Locate each line containing the string "terytorium" and copy it out.

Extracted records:
**********

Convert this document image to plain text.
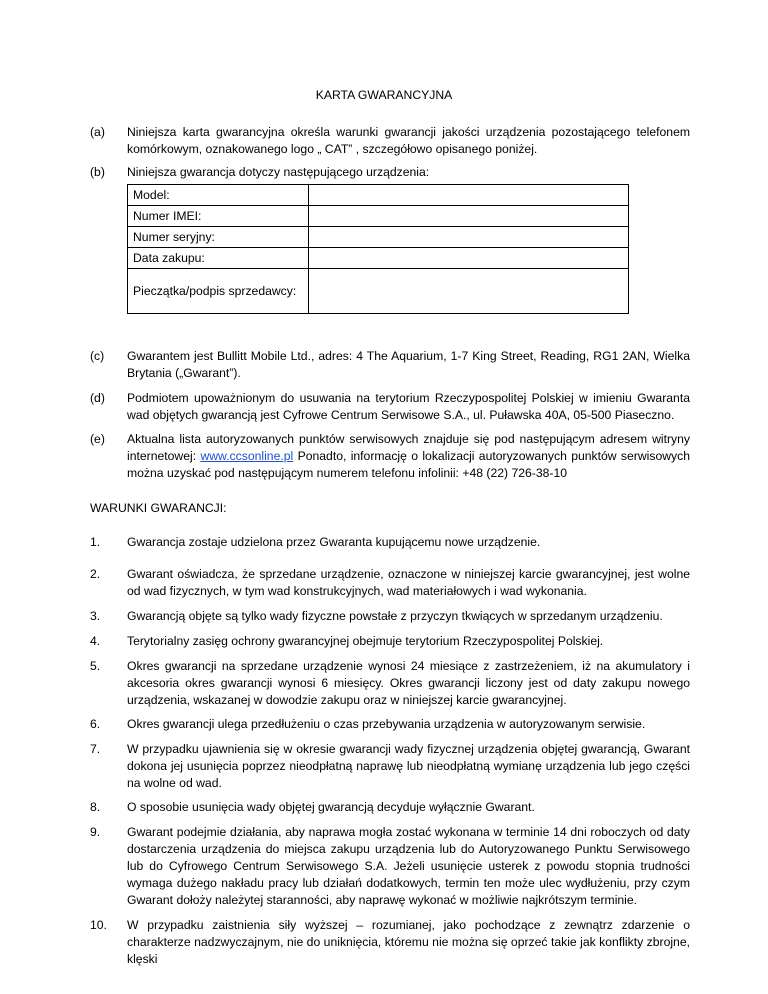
KARTA GWARANCYJNA
(a) Niniejsza karta gwarancyjna określa warunki gwarancji jakości urządzenia pozostającego telefonem komórkowym, oznakowanego logo „ CAT” , szczegółowo opisanego poniżej.
(b) Niniejsza gwarancja dotyczy następującego urządzenia:
Model:	
Numer IMEI:	
Numer seryjny:	
Data zakupu:	
Pieczątka/podpis sprzedawcy:	
(c) Gwarantem jest Bullitt Mobile Ltd., adres: 4 The Aquarium, 1-7 King Street, Reading, RG1 2AN, Wielka Brytania („Gwarant”).
(d) Podmiotem upoważnionym do usuwania na terytorium Rzeczypospolitej Polskiej w imieniu Gwaranta wad objętych gwarancją jest Cyfrowe Centrum Serwisowe S.A., ul. Puławska 40A, 05-500 Piaseczno.
(e) Aktualna lista autoryzowanych punktów serwisowych znajduje się pod następującym adresem witryny internetowej: www.ccsonline.pl Ponadto, informację o lokalizacji autoryzowanych punktów serwisowych można uzyskać pod następującym numerem telefonu infolinii: +48 (22) 726-38-10
WARUNKI GWARANCJI:
1. Gwarancja zostaje udzielona przez Gwaranta kupującemu nowe urządzenie.
2. Gwarant oświadcza, że sprzedane urządzenie, oznaczone w niniejszej karcie gwarancyjnej, jest wolne od wad fizycznych, w tym wad konstrukcyjnych, wad materiałowych i wad wykonania.
3. Gwarancją objęte są tylko wady fizyczne powstałe z przyczyn tkwiących w sprzedanym urządzeniu.
4. Terytorialny zasięg ochrony gwarancyjnej obejmuje terytorium Rzeczypospolitej Polskiej.
5. Okres gwarancji na sprzedane urządzenie wynosi 24 miesiące z zastrzeżeniem, iż na akumulatory i akcesoria okres gwarancji wynosi 6 miesięcy. Okres gwarancji liczony jest od daty zakupu nowego urządzenia, wskazanej w dowodzie zakupu oraz w niniejszej karcie gwarancyjnej.
6. Okres gwarancji ulega przedłużeniu o czas przebywania urządzenia w autoryzowanym serwisie.
7. W przypadku ujawnienia się w okresie gwarancji wady fizycznej urządzenia objętej gwarancją, Gwarant dokona jej usunięcia poprzez nieodpłatną naprawę lub nieodpłatną wymianę urządzenia lub jego części na wolne od wad.
8. O sposobie usunięcia wady objętej gwarancją decyduje wyłącznie Gwarant.
9. Gwarant podejmie działania, aby naprawa mogła zostać wykonana w terminie 14 dni roboczych od daty dostarczenia urządzenia do miejsca zakupu urządzenia lub do Autoryzowanego Punktu Serwisowego lub do Cyfrowego Centrum Serwisowego S.A. Jeżeli usunięcie usterek z powodu stopnia trudności wymaga dużego nakładu pracy lub działań dodatkowych, termin ten może ulec wydłużeniu, przy czym Gwarant dołoży należytej staranności, aby naprawę wykonać w możliwie najkrótszym terminie.
10. W przypadku zaistnienia siły wyższej – rozumianej, jako pochodzące z zewnątrz zdarzenie o charakterze nadzwyczajnym, nie do uniknięcia, któremu nie można się oprzeć takie jak konflikty zbrojne, klęski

**********

• [Answer to this task]:
(d) Podmiotem upoważnionym do usuwania na terytorium Rzeczypospolitej Polskiej w imieniu Gwaranta wad objętych gwarancją jest Cyfrowe Centrum Serwisowe S.A., ul. Puławska 40A, 05-500 Piaseczno.
4. Terytorialny zasięg ochrony gwarancyjnej obejmuje terytorium Rzeczypospolitej Polskiej.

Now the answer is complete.